PASSAGE TO READ:
A lot of this is motivated by sudden newfound wealth due to gambling. The fewer members, the bigger the cut each member gets. Just goes to show that Indians can be just as nasty and selfish as anybody else.

It's a historic fact by the way that many of these former slaves also marched to Oklahoma on the "Trail of Tears" and suffered just as much as the full blooded Cherokees.



Your last point is moot. Whether they did march or not is completely irrelevant.
The US Bureau of Ethnology under JW Powell (now the Bureau of Indian Affairs underneath the Dept of the Interior), set the stipulations for reparations, not the tribe. As it turned out nearly 200 years later, the tribe chose to take responsibility for themselves. The slaves were not slaves to the Cherokee or any other tribe, but rather were runaways from their white masters. Is there any sense of irony that non-Cherokees are discussing whether the tribe should or should not be able to control their destiny?

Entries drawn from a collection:
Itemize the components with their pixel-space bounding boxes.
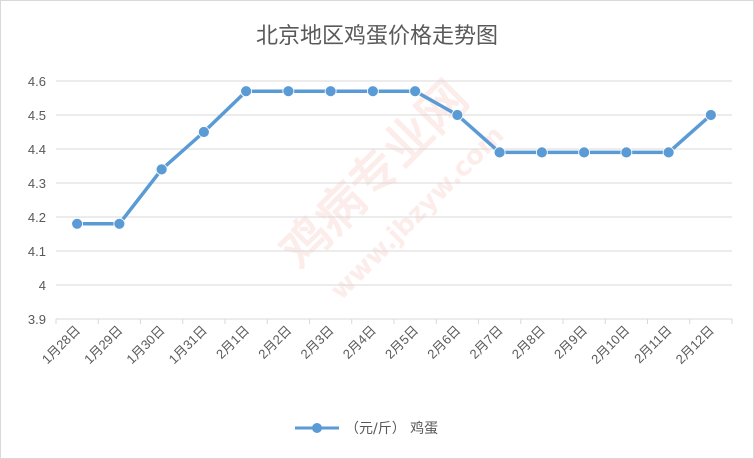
x-tick-label: 1月28日 — [39, 323, 83, 367]
y-tick-label: 4.2 — [28, 210, 46, 225]
y-axis: 3.9 4 4.1 4.2 4.3 4.4 4.5 4.6 — [28, 74, 46, 327]
x-tick-label: 1月30日 — [123, 323, 167, 367]
x-tick-label: 2月8日 — [509, 323, 548, 362]
x-tick-label: 2月2日 — [255, 323, 294, 362]
y-tick-label: 3.9 — [28, 312, 46, 327]
x-tick-label: 2月5日 — [382, 323, 421, 362]
data-point — [451, 109, 464, 121]
x-tick-label: 2月1日 — [213, 323, 252, 362]
data-point — [409, 85, 422, 98]
x-tick-label: 2月9日 — [551, 323, 590, 362]
legend-label: （元/斤） 鸡蛋 — [345, 420, 438, 437]
x-tick-label: 2月6日 — [424, 323, 463, 362]
data-point — [662, 146, 675, 159]
x-tick-label: 2月3日 — [298, 323, 337, 362]
legend-marker — [312, 423, 322, 433]
data-point — [324, 85, 337, 98]
data-point — [240, 85, 253, 98]
x-tick-label: 2月7日 — [467, 323, 506, 362]
series-line — [77, 89, 713, 226]
data-point — [578, 146, 591, 159]
y-tick-label: 4.6 — [28, 74, 46, 89]
x-tick-label: 1月29日 — [81, 323, 125, 367]
data-point — [620, 146, 633, 159]
data-point — [197, 126, 210, 138]
x-tick-label: 1月31日 — [166, 323, 210, 367]
series-eggs — [71, 85, 717, 230]
y-tick-label: 4.3 — [28, 176, 46, 191]
x-tick-label: 2月10日 — [588, 323, 632, 367]
x-tick-label: 2月11日 — [631, 323, 675, 367]
legend: （元/斤） 鸡蛋 — [295, 420, 438, 437]
data-point — [113, 217, 126, 230]
data-point — [155, 163, 168, 176]
chart-title: 北京地区鸡蛋价格走势图 — [256, 24, 498, 49]
data-point — [366, 85, 379, 98]
data-point — [535, 146, 548, 159]
data-point — [704, 109, 717, 121]
y-tick-label: 4 — [39, 278, 46, 293]
x-tick-label: 2月12日 — [673, 323, 717, 367]
gridlines — [56, 80, 732, 320]
data-point — [282, 85, 295, 98]
y-tick-label: 4.4 — [28, 142, 46, 157]
watermark: 鸡病专业网 www.jbzyw.com — [270, 70, 510, 306]
y-tick-label: 4.5 — [28, 108, 46, 123]
data-point — [71, 217, 84, 230]
data-point — [493, 146, 506, 159]
y-tick-label: 4.1 — [28, 244, 46, 259]
x-tick-label: 2月4日 — [340, 323, 379, 362]
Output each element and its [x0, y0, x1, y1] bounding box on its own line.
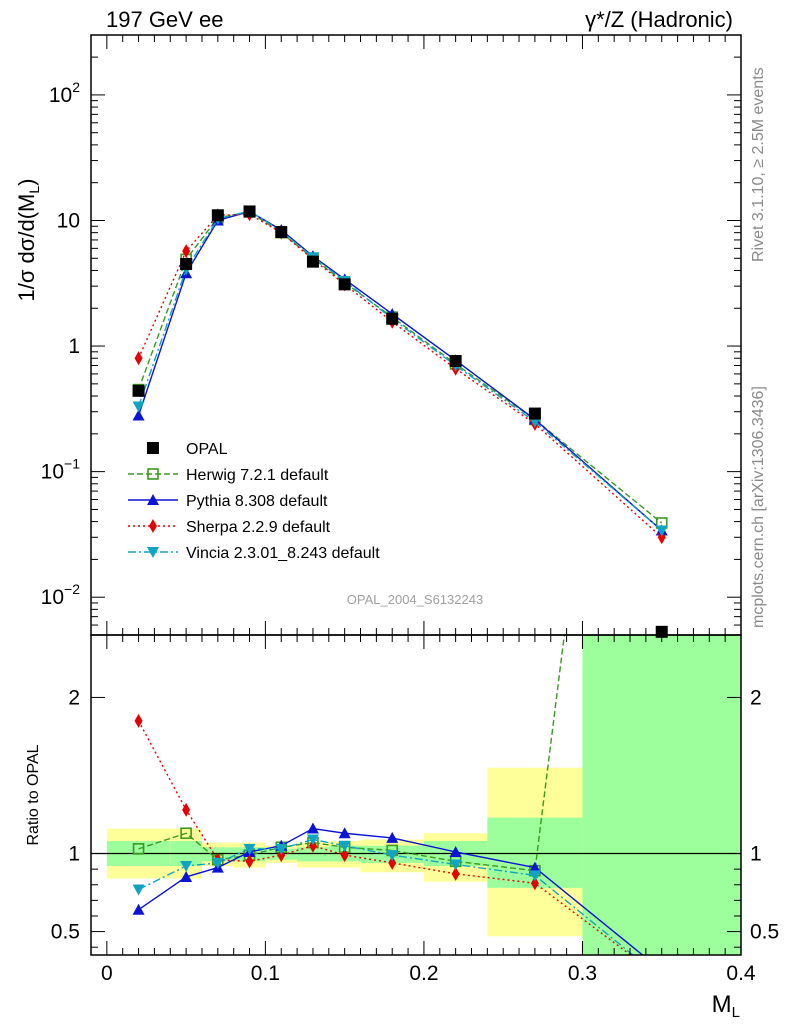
series-opal [132, 205, 668, 638]
ratio-point-sherpa-8 [451, 866, 460, 881]
series-vincia [132, 205, 668, 537]
ratio-point-herwig-0 [132, 843, 145, 855]
point-sherpa-10 [657, 530, 666, 545]
legend-marker-sherpa [149, 519, 157, 533]
x-tick-label: 0.4 [726, 962, 756, 985]
ratio-point-pythia-8 [449, 845, 462, 857]
y-tick-label: 10−1 [41, 456, 81, 484]
ratio-point-vincia-6 [338, 840, 351, 852]
ratio-y-tick-label-left: 2 [68, 686, 80, 709]
ratio-plot-frame [90, 634, 742, 956]
ratio-y-axis-label: Ratio to OPAL [25, 744, 42, 845]
ratio-y-tick-label-right: 1 [750, 843, 762, 866]
ratio-point-vincia-9 [528, 870, 541, 882]
ratio-point-pythia-9 [528, 861, 541, 873]
x-tick-label: 0 [101, 962, 113, 985]
ratio-point-sherpa-5 [308, 838, 317, 853]
legend-marker-pythia [147, 494, 159, 505]
ratio-point-pythia-1 [180, 870, 193, 882]
legend-marker-vincia [147, 547, 159, 558]
legend-entry-pythia: Pythia 8.308 default [128, 493, 328, 510]
legend-label-vincia: Vincia 2.3.01_8.243 default [186, 545, 380, 562]
ratio-uncertainty-bands [106, 635, 741, 955]
analysis-watermark: OPAL_2004_S6132243 [347, 592, 483, 607]
legend-entry-opal: OPAL [147, 441, 228, 458]
ratio-line-herwig [138, 635, 566, 872]
legend: OPAL Herwig 7.2.1 default Pythia 8.308 def… [128, 441, 380, 562]
x-tick-label: 0.1 [251, 962, 280, 985]
ratio-point-vincia-8 [449, 859, 462, 871]
header-right: γ*/Z (Hadronic) [585, 7, 733, 32]
ratio-y-tick-label-right: 2 [750, 686, 762, 709]
y-tick-label: 102 [49, 79, 80, 107]
ratio-series-vincia [132, 834, 635, 955]
ratio-point-pythia-7 [386, 831, 399, 843]
y-tick-label: 1 [68, 335, 80, 358]
point-pythia-0 [132, 409, 145, 421]
legend-marker-herwig [147, 468, 159, 480]
ratio-y-tick-label-left: 1 [68, 843, 80, 866]
legend-entry-herwig: Herwig 7.2.1 default [128, 467, 329, 484]
x-tick-label: 0.2 [409, 962, 438, 985]
ratio-y-tick-label-right: 0.5 [750, 921, 779, 944]
ratio-point-sherpa-1 [182, 802, 191, 817]
ratio-line-sherpa [137, 720, 632, 955]
point-sherpa-0 [134, 351, 143, 366]
legend-label-opal: OPAL [186, 441, 228, 458]
legend-entry-sherpa: Sherpa 2.2.9 default [128, 519, 331, 536]
rivet-label: Rivet 3.1.10, ≥ 2.5M events [750, 67, 767, 262]
ratio-point-sherpa-3 [245, 854, 254, 869]
y-axis-label: 1/σ dσ/d(ML) [14, 179, 42, 302]
opal-point-4 [275, 225, 288, 238]
ratio-point-sherpa-7 [388, 855, 397, 870]
opal-point-5 [306, 255, 319, 268]
opal-point-2 [211, 209, 224, 222]
opal-point-1 [180, 258, 193, 271]
ratio-point-vincia-3 [243, 843, 256, 855]
opal-point-6 [338, 278, 351, 291]
ratio-point-pythia-6 [338, 827, 351, 839]
ratio-point-sherpa-0 [134, 713, 143, 728]
main-plot-series [132, 205, 668, 638]
series-pythia [132, 205, 668, 536]
legend-label-pythia: Pythia 8.308 default [186, 493, 328, 510]
opal-point-7 [386, 312, 399, 325]
ratio-point-sherpa-4 [277, 848, 286, 863]
y-tick-label: 10−2 [41, 581, 81, 609]
y-tick-label: 10 [57, 209, 80, 232]
legend-marker-opal [147, 442, 159, 454]
x-tick-label: 0.3 [568, 962, 597, 985]
ratio-point-vincia-1 [180, 861, 193, 873]
ratio-line-vincia [138, 838, 635, 955]
point-sherpa-1 [182, 244, 191, 259]
legend-entry-vincia: Vincia 2.3.01_8.243 default [128, 545, 380, 562]
band-inner-5 [297, 847, 329, 862]
ratio-point-pythia-0 [132, 903, 145, 915]
opal-point-3 [243, 205, 256, 218]
ratio-point-sherpa-6 [340, 848, 349, 863]
opal-point-0 [132, 384, 145, 397]
ratio-point-vincia-4 [275, 843, 288, 855]
point-vincia-10 [655, 525, 668, 537]
ratio-point-vincia-5 [306, 834, 319, 846]
ratio-point-sherpa-9 [530, 876, 539, 891]
ratio-point-pythia-5 [306, 822, 319, 834]
ratio-point-vincia-7 [386, 850, 399, 862]
header-left: 197 GeV ee [106, 7, 223, 32]
band-inner-10 [582, 635, 741, 955]
legend-label-herwig: Herwig 7.2.1 default [186, 467, 329, 484]
ratio-point-vincia-0 [132, 884, 145, 896]
mcplots-label: mcplots.cern.ch [arXiv:1306.3436] [750, 386, 767, 628]
opal-point-9 [528, 407, 541, 420]
ratio-plot-series [132, 635, 644, 955]
series-line-sherpa [137, 213, 663, 538]
x-axis-label: ML [712, 991, 740, 1021]
ratio-y-tick-label-left: 0.5 [51, 921, 80, 944]
opal-point-8 [449, 355, 462, 368]
ratio-point-vincia-2 [211, 857, 224, 869]
point-vincia-0 [132, 401, 145, 413]
legend-label-sherpa: Sherpa 2.2.9 default [186, 519, 331, 536]
ratio-point-herwig-1 [180, 827, 192, 840]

SET TASK: Please continue the discussion of Cherokee tribal membership and the descendants of former slaves, picking up after its final sentence.

THE ANSWER:
While I may or may not agree with the decision on the part of the tribe, bringing the Trail of Tears to the discussion is an invalid component in the argument.
Where this discussion bears real weight, is that there were slaves that intermarried within the tribe, and their descendants may now find themselves disenfranchised.
There are full-blooded indigenous peoples in this country that don't meet the blood quantum of either mother or father's tribe, therefore rendering them (by federal law), non-indigenous regardless of their heritage.